-- WHAT THE EXERCISE ASKS --
Note each line where "However" appears, and copy it.

§ §

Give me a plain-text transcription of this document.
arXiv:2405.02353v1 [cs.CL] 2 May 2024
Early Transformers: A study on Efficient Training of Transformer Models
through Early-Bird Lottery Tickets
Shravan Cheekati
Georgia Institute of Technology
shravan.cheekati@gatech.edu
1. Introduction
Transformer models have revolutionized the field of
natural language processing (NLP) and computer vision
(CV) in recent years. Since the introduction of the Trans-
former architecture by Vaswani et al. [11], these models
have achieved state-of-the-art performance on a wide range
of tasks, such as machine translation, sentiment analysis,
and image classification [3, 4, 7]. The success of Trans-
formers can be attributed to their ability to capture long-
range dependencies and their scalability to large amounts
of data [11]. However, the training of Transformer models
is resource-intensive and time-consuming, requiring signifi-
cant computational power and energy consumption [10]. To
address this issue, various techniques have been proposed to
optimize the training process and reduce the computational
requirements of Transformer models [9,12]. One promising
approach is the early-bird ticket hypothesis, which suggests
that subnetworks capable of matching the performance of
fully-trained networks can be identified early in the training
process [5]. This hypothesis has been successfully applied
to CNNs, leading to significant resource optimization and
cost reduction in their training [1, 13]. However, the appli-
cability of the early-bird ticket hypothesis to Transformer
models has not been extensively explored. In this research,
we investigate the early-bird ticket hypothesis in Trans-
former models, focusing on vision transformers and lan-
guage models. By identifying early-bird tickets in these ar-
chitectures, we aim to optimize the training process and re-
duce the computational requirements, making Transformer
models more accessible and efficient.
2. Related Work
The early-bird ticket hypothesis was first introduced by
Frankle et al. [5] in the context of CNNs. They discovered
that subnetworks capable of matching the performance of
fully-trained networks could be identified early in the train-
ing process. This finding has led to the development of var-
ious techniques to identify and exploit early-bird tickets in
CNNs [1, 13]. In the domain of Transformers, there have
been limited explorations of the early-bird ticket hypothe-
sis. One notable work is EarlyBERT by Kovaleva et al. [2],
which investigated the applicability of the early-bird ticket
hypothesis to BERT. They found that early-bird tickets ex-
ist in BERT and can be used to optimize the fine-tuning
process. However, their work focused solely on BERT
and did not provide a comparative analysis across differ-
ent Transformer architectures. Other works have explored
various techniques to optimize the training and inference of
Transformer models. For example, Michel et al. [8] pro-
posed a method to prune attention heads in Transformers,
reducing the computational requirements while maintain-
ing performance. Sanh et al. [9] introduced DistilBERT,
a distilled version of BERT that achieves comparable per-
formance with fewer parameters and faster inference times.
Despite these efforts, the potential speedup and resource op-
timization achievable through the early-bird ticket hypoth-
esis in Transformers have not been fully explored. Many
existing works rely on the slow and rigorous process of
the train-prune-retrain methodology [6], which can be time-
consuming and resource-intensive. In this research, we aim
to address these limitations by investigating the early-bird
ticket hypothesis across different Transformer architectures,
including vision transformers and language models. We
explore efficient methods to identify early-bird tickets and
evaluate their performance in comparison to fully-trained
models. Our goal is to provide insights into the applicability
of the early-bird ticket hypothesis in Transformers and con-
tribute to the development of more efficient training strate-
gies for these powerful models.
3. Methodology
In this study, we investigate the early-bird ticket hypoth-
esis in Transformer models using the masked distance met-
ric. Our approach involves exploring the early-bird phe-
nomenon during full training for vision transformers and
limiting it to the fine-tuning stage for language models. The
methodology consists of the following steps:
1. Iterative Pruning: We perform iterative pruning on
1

§ §

-- ANSWER TO THIS PROBLEM --
of data [11]. However, the training of Transformer models
cost reduction in their training [1, 13]. However, the appli-
process. However, their work focused solely on BERT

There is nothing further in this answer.